### [SHORT TASK]
Could you print all the entries exactly?

### [SUPPLIED DATA]
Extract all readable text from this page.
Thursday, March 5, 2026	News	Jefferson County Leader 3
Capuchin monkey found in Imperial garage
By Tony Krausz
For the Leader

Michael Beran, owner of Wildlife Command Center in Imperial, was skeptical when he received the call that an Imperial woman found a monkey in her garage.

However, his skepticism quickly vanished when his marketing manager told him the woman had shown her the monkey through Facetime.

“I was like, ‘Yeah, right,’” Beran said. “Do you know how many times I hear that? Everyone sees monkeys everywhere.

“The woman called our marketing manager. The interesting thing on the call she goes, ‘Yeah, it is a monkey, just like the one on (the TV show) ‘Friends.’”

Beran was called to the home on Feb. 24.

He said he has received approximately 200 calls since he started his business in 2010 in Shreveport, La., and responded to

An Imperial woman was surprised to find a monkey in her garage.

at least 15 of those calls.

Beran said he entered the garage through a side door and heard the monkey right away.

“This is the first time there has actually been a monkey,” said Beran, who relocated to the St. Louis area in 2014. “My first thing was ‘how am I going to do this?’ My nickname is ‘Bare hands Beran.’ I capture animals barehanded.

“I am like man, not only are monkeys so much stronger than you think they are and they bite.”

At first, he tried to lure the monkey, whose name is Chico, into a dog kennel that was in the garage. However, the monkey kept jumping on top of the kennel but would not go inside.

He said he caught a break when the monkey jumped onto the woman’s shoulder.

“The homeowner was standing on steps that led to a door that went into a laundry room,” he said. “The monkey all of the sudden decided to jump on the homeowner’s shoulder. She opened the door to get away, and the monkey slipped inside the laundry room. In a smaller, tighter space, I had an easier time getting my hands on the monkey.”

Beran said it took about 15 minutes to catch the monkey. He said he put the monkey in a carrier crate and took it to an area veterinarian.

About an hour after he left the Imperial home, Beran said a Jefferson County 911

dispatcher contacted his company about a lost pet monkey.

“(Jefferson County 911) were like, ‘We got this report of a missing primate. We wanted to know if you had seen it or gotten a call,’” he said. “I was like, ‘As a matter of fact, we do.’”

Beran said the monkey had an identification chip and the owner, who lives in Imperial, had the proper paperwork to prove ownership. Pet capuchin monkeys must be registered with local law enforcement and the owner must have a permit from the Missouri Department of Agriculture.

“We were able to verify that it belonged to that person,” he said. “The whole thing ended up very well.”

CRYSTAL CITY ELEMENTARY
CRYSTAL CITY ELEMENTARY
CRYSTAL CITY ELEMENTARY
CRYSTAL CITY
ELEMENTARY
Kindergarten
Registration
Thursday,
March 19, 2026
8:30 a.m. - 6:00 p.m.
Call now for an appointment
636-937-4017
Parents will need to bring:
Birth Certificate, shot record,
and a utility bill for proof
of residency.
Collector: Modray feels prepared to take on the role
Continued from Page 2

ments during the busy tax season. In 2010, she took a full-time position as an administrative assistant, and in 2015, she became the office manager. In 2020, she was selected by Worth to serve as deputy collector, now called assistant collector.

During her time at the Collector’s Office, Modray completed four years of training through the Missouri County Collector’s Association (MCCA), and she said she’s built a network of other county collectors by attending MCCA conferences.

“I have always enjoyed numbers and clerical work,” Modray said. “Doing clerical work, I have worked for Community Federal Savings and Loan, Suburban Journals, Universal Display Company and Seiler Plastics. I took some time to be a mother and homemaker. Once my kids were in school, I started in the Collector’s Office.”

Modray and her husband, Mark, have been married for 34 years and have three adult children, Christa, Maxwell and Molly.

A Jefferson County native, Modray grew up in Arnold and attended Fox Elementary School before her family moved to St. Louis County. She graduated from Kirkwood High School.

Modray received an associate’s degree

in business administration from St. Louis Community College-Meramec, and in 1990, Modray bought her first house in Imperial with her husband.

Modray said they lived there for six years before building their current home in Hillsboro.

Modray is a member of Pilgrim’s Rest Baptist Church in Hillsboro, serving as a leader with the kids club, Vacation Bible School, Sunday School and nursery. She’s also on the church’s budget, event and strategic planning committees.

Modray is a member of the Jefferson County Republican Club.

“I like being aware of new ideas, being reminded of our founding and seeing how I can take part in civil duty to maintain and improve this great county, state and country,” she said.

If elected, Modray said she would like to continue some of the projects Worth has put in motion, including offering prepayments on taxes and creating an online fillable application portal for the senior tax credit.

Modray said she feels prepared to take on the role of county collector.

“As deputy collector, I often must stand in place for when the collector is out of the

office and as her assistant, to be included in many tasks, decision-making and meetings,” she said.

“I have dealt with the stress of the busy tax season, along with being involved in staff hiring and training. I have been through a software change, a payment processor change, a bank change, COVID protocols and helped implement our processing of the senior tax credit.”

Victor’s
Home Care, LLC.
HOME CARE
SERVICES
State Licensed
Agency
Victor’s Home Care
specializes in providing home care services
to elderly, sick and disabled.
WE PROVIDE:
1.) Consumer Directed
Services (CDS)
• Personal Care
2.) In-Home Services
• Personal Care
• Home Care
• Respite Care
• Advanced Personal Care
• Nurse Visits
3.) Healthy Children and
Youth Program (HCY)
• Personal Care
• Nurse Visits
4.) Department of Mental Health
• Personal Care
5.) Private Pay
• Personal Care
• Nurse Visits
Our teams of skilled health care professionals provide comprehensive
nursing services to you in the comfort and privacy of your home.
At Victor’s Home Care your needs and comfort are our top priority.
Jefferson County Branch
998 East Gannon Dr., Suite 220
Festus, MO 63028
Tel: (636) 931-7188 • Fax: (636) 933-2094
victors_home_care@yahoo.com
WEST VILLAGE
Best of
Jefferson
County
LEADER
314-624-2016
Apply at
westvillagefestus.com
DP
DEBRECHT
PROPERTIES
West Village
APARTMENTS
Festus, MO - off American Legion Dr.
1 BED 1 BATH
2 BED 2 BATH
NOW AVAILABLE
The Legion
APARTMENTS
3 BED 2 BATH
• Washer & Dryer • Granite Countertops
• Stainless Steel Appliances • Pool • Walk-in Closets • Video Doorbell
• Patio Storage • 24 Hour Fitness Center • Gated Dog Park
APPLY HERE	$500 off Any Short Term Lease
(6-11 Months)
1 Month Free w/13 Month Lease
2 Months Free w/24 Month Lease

### [OUTPUT FOR THIS EXERCISE]
Extract all readable text from this page.
Thursday, March 5, 2026	News	Jefferson County Leader 3
Capuchin monkey found in Imperial garage
By Tony Krausz
For the Leader

Michael Beran, owner of Wildlife Command Center in Imperial, was skeptical when he received the call that an Imperial woman found a monkey in her garage.

However, his skepticism quickly vanished when his marketing manager told him the woman had shown her the monkey through Facetime.

“I was like, ‘Yeah, right,’” Beran said. “Do you know how many times I hear that? Everyone sees monkeys everywhere.

“The woman called our marketing manager. The interesting thing on the call she goes, ‘Yeah, it is a monkey, just like the one on (the TV show) ‘Friends.’”

Beran was called to the home on Feb. 24.

He said he has received approximately 200 calls since he started his business in 2010 in Shreveport, La., and responded to

An Imperial woman was surprised to find a monkey in her garage.

at least 15 of those calls.

Beran said he entered the garage through a side door and heard the monkey right away.

“This is the first time there has actually been a monkey,” said Beran, who relocated to the St. Louis area in 2014. “My first thing was ‘how am I going to do this?’ My nickname is ‘Bare hands Beran.’ I capture animals barehanded.

“I am like man, not only are monkeys so much stronger than you think they are and they bite.”

At first, he tried to lure the monkey, whose name is Chico, into a dog kennel that was in the garage. However, the monkey kept jumping on top of the kennel but would not go inside.

He said he caught a break when the monkey jumped onto the woman’s shoulder.

“The homeowner was standing on steps that led to a door that went into a laundry room,” he said. “The monkey all of the sudden decided to jump on the homeowner’s shoulder. She opened the door to get away, and the monkey slipped inside the laundry room. In a smaller, tighter space, I had an easier time getting my hands on the monkey.”

Beran said it took about 15 minutes to catch the monkey. He said he put the monkey in a carrier crate and took it to an area veterinarian.

About an hour after he left the Imperial home, Beran said a Jefferson County 911

dispatcher contacted his company about a lost pet monkey.

“(Jefferson County 911) were like, ‘We got this report of a missing primate. We wanted to know if you had seen it or gotten a call,’” he said. “I was like, ‘As a matter of fact, we do.’”

Beran said the monkey had an identification chip and the owner, who lives in Imperial, had the proper paperwork to prove ownership. Pet capuchin monkeys must be registered with local law enforcement and the owner must have a permit from the Missouri Department of Agriculture.

“We were able to verify that it belonged to that person,” he said. “The whole thing ended up very well.”

CRYSTAL CITY ELEMENTARY
CRYSTAL CITY ELEMENTARY
CRYSTAL CITY ELEMENTARY
CRYSTAL CITY
ELEMENTARY
Kindergarten
Registration
Thursday,
March 19, 2026
8:30 a.m. - 6:00 p.m.
Call now for an appointment
636-937-4017
Parents will need to bring:
Birth Certificate, shot record,
and a utility bill for proof
of residency.
Collector: Modray feels prepared to take on the role
Continued from Page 2

ments during the busy tax season. In 2010, she took a full-time position as an administrative assistant, and in 2015, she became the office manager. In 2020, she was selected by Worth to serve as deputy collector, now called assistant collector.

During her time at the Collector’s Office, Modray completed four years of training through the Missouri County Collector’s Association (MCCA), and she said she’s built a network of other county collectors by attending MCCA conferences.

“I have always enjoyed numbers and clerical work,” Modray said. “Doing clerical work, I have worked for Community Federal Savings and Loan, Suburban Journals, Universal Display Company and Seiler Plastics. I took some time to be a mother and homemaker. Once my kids were in school, I started in the Collector’s Office.”

Modray and her husband, Mark, have been married for 34 years and have three adult children, Christa, Maxwell and Molly.

A Jefferson County native, Modray grew up in Arnold and attended Fox Elementary School before her family moved to St. Louis County. She graduated from Kirkwood High School.

Modray received an associate’s degree

in business administration from St. Louis Community College-Meramec, and in 1990, Modray bought her first house in Imperial with her husband.

Modray said they lived there for six years before building their current home in Hillsboro.

Modray is a member of Pilgrim’s Rest Baptist Church in Hillsboro, serving as a leader with the kids club, Vacation Bible School, Sunday School and nursery. She’s also on the church’s budget, event and strategic planning committees.

Modray is a member of the Jefferson County Republican Club.

“I like being aware of new ideas, being reminded of our founding and seeing how I can take part in civil duty to maintain and improve this great county, state and country,” she said.

If elected, Modray said she would like to continue some of the projects Worth has put in motion, including offering prepayments on taxes and creating an online fillable application portal for the senior tax credit.

Modray said she feels prepared to take on the role of county collector.

“As deputy collector, I often must stand in place for when the collector is out of the

office and as her assistant, to be included in many tasks, decision-making and meetings,” she said.

“I have dealt with the stress of the busy tax season, along with being involved in staff hiring and training. I have been through a software change, a payment processor change, a bank change, COVID protocols and helped implement our processing of the senior tax credit.”

Victor’s
Home Care, LLC.
HOME CARE
SERVICES
State Licensed
Agency
Victor’s Home Care
specializes in providing home care services
to elderly, sick and disabled.
WE PROVIDE:
1.) Consumer Directed
Services (CDS)
• Personal Care
2.) In-Home Services
• Personal Care
• Home Care
• Respite Care
• Advanced Personal Care
• Nurse Visits
3.) Healthy Children and
Youth Program (HCY)
• Personal Care
• Nurse Visits
4.) Department of Mental Health
• Personal Care
5.) Private Pay
• Personal Care
• Nurse Visits
Our teams of skilled health care professionals provide comprehensive
nursing services to you in the comfort and privacy of your home.
At Victor’s Home Care your needs and comfort are our top priority.
Jefferson County Branch
998 East Gannon Dr., Suite 220
Festus, MO 63028
Tel: (636) 931-7188 • Fax: (636) 933-2094
victors_home_care@yahoo.com
WEST VILLAGE
Best of
Jefferson
County
LEADER
314-624-2016
Apply at
westvillagefestus.com
DP
DEBRECHT
PROPERTIES
West Village
APARTMENTS
Festus, MO - off American Legion Dr.
1 BED 1 BATH
2 BED 2 BATH
NOW AVAILABLE
The Legion
APARTMENTS
3 BED 2 BATH
• Washer & Dryer • Granite Countertops
• Stainless Steel Appliances • Pool • Walk-in Closets • Video Doorbell
• Patio Storage • 24 Hour Fitness Center • Gated Dog Park
APPLY HERE	$500 off Any Short Term Lease
(6-11 Months)
1 Month Free w/13 Month Lease
2 Months Free w/24 Month Lease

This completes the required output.